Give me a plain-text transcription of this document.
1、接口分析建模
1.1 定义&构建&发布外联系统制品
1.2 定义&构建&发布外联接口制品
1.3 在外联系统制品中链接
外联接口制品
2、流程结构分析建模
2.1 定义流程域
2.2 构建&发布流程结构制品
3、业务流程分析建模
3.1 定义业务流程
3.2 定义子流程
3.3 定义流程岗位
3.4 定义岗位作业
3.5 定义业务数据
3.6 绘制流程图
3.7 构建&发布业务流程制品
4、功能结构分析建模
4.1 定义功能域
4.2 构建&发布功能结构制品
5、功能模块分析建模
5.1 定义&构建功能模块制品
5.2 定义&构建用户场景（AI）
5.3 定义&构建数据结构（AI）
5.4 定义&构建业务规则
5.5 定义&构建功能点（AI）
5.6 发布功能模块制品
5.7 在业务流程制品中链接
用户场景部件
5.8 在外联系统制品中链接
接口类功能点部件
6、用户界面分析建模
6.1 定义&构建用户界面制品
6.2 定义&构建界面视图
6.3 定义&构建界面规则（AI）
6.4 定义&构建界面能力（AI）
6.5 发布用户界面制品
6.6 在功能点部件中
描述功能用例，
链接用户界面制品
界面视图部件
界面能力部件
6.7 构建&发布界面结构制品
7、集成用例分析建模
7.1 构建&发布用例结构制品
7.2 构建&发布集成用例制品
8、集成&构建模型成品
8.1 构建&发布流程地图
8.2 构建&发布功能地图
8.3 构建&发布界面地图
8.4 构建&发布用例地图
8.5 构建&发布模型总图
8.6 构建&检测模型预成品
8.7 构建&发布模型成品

--

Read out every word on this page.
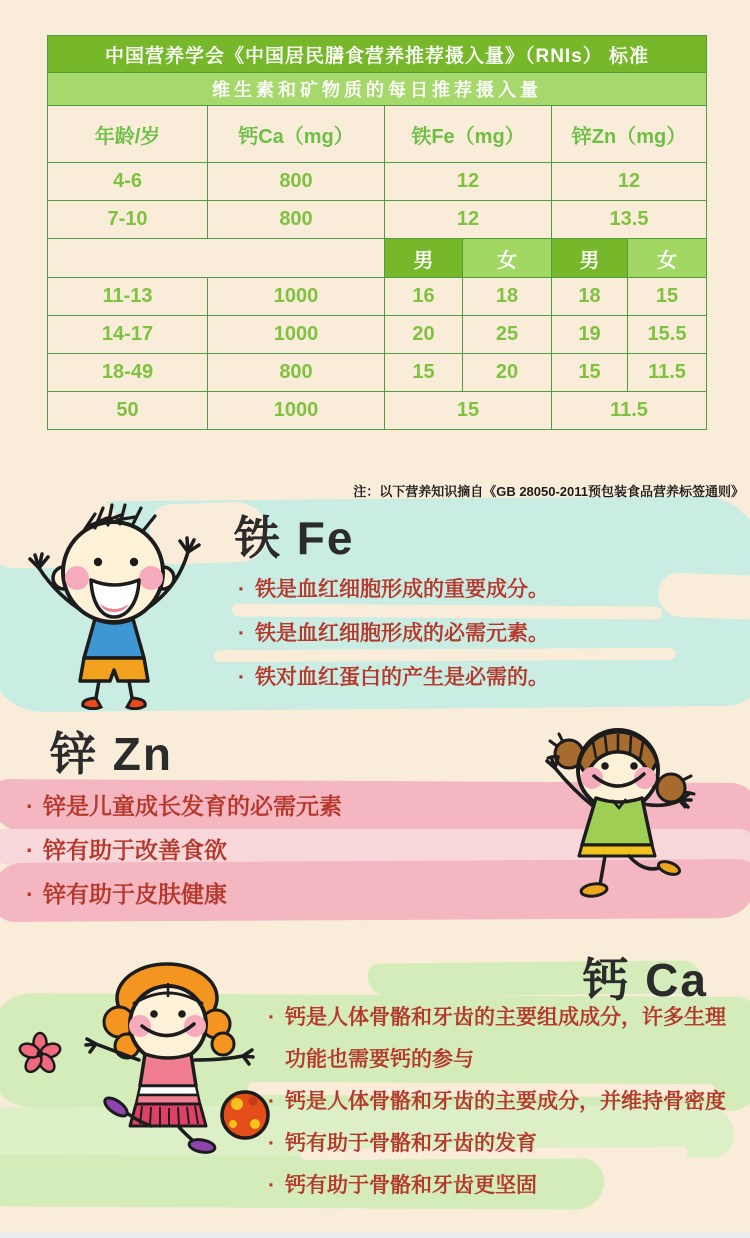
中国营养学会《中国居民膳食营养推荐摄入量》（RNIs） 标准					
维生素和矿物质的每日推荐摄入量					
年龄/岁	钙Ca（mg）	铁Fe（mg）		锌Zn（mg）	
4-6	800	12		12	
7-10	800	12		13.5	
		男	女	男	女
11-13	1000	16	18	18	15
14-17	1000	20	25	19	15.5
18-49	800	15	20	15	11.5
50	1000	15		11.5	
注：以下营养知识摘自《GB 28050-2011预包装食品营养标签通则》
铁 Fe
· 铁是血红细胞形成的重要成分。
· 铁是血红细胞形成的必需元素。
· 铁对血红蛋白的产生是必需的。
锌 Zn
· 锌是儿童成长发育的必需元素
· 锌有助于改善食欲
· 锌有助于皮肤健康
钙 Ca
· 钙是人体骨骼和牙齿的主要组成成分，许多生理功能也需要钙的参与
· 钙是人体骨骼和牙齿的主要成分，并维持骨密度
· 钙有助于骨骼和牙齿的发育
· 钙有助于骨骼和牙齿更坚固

==

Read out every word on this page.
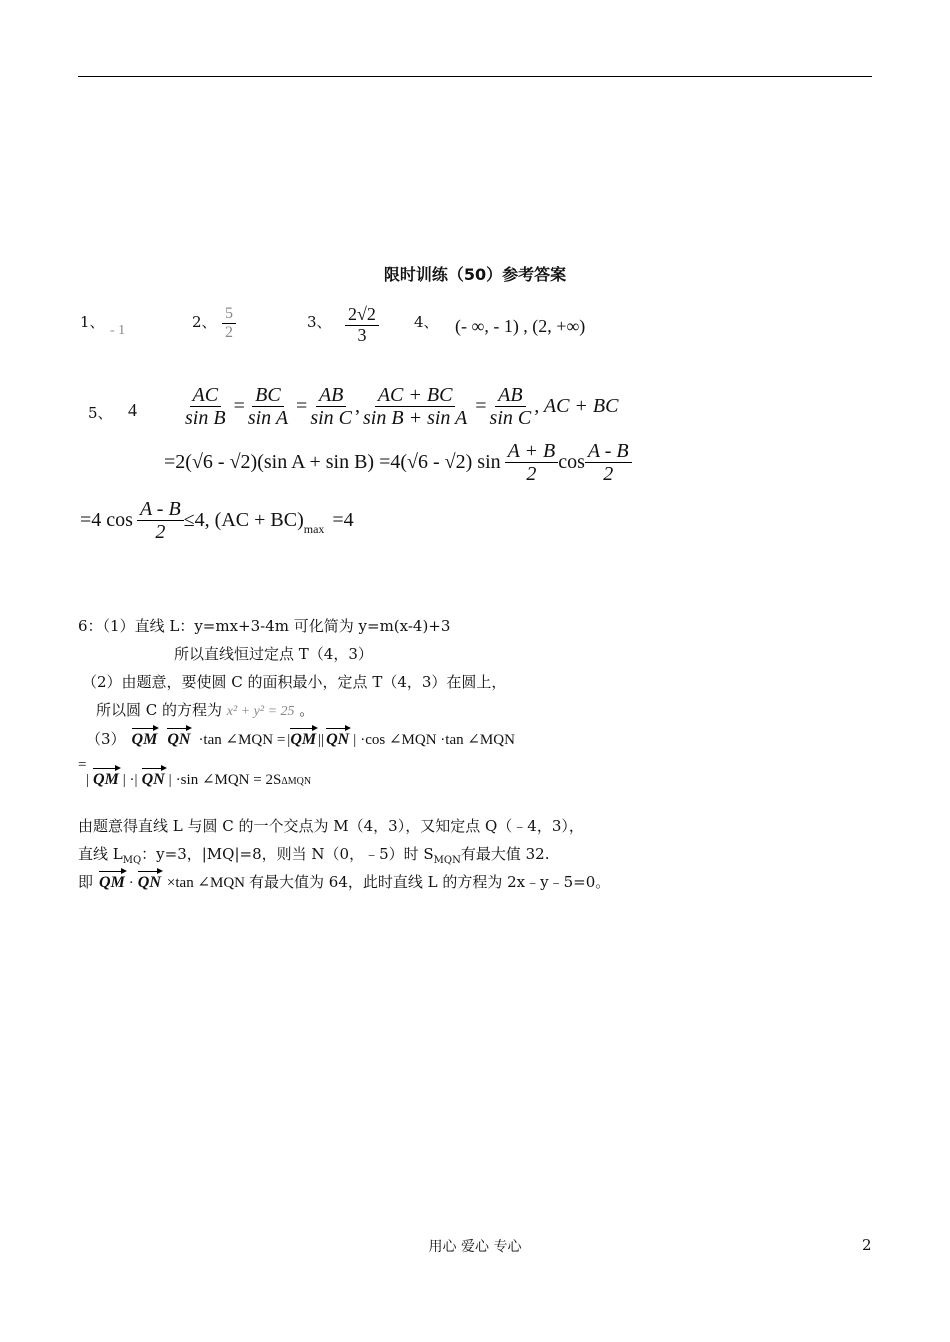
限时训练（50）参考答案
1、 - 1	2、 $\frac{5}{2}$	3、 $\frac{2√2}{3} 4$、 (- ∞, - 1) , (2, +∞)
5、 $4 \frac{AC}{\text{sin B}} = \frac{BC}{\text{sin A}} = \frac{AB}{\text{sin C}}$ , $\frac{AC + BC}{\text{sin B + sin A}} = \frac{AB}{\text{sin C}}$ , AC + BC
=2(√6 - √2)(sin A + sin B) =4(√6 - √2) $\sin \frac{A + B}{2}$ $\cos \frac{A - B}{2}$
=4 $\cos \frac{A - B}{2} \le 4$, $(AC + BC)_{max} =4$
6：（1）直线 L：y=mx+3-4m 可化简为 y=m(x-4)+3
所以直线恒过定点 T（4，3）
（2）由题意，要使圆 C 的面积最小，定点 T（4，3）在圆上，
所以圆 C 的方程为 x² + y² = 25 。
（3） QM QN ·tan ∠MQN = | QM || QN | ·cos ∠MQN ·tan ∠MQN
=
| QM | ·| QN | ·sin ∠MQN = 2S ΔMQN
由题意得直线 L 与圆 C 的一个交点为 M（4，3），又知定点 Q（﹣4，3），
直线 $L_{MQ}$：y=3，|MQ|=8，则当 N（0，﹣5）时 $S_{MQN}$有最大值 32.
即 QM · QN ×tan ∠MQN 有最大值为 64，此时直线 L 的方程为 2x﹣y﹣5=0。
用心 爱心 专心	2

WORK TO BE COMPLETED
Pick out lines containing the word "的方程为", each one as written.

SOLUTION FOR THIS PROBLEM
所以圆 C 的方程为 x² + y² = 25 。
即 QM · QN ×tan ∠MQN 有最大值为 64，此时直线 L 的方程为 2x﹣y﹣5=0。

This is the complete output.